_DIRECTIONS_. Echo the lines from the start of the records through the line that contains "tag: Vertical Plateauing: Vertical", both ends included, keeping each line unchanged.

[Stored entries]
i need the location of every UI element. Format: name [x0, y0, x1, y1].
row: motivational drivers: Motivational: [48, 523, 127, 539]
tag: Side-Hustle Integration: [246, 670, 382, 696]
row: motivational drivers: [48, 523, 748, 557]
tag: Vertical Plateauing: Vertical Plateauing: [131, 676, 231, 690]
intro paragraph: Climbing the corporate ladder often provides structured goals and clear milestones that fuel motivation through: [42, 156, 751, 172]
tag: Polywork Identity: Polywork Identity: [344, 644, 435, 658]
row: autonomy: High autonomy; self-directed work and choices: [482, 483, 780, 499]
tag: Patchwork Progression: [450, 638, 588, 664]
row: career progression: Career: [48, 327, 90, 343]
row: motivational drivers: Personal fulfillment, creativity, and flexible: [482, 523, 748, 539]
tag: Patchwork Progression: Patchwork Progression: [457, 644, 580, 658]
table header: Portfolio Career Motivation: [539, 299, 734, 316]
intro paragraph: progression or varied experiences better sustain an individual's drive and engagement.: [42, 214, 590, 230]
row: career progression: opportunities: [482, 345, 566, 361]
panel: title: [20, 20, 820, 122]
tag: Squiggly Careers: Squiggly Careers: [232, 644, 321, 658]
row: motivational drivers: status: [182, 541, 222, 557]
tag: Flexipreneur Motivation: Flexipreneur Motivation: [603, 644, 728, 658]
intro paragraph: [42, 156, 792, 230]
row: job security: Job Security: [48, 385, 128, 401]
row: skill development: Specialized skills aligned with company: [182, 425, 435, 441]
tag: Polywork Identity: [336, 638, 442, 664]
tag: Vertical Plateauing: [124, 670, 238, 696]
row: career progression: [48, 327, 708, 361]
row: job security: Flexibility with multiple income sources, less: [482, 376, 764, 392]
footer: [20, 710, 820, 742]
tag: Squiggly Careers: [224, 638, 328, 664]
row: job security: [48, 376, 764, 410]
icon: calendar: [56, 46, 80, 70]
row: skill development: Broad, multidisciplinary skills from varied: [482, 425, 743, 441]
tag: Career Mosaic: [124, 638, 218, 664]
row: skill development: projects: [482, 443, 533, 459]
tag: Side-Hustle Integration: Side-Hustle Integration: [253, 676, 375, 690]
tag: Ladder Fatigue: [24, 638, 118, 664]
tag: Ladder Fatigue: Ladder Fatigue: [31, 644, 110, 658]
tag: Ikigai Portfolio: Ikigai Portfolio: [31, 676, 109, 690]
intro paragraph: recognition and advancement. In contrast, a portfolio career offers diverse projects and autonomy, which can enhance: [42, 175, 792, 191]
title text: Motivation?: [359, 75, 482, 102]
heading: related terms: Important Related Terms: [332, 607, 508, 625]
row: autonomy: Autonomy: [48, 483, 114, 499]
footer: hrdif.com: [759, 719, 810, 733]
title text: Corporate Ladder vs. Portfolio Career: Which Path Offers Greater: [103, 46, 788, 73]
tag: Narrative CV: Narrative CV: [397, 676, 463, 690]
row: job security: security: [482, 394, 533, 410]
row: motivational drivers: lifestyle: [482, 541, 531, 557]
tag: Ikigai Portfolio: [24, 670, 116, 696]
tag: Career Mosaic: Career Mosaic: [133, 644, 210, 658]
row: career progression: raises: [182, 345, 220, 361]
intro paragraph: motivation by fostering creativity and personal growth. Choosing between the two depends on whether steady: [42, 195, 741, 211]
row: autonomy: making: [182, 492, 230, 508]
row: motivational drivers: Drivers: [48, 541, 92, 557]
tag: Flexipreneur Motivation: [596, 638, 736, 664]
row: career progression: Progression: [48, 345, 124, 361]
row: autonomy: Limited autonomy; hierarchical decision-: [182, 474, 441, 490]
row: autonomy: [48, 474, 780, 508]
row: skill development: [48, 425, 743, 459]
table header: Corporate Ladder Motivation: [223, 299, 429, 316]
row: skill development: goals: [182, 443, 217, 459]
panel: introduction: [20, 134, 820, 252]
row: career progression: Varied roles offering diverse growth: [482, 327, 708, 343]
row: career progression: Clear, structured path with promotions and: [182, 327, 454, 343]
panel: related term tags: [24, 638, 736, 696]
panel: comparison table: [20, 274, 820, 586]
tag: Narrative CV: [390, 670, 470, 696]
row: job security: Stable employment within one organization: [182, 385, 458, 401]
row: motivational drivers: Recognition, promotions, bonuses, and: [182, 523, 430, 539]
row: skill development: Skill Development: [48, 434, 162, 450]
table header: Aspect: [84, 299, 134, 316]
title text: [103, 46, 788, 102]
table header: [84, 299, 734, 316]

_FULL SOLUTION_.
i need the location of every UI element. Format: name [x0, y0, x1, y1].
row: motivational drivers: Motivational: [48, 523, 127, 539]
tag: Side-Hustle Integration: [246, 670, 382, 696]
row: motivational drivers: [48, 523, 748, 557]
tag: Vertical Plateauing: Vertical Plateauing: [131, 676, 231, 690]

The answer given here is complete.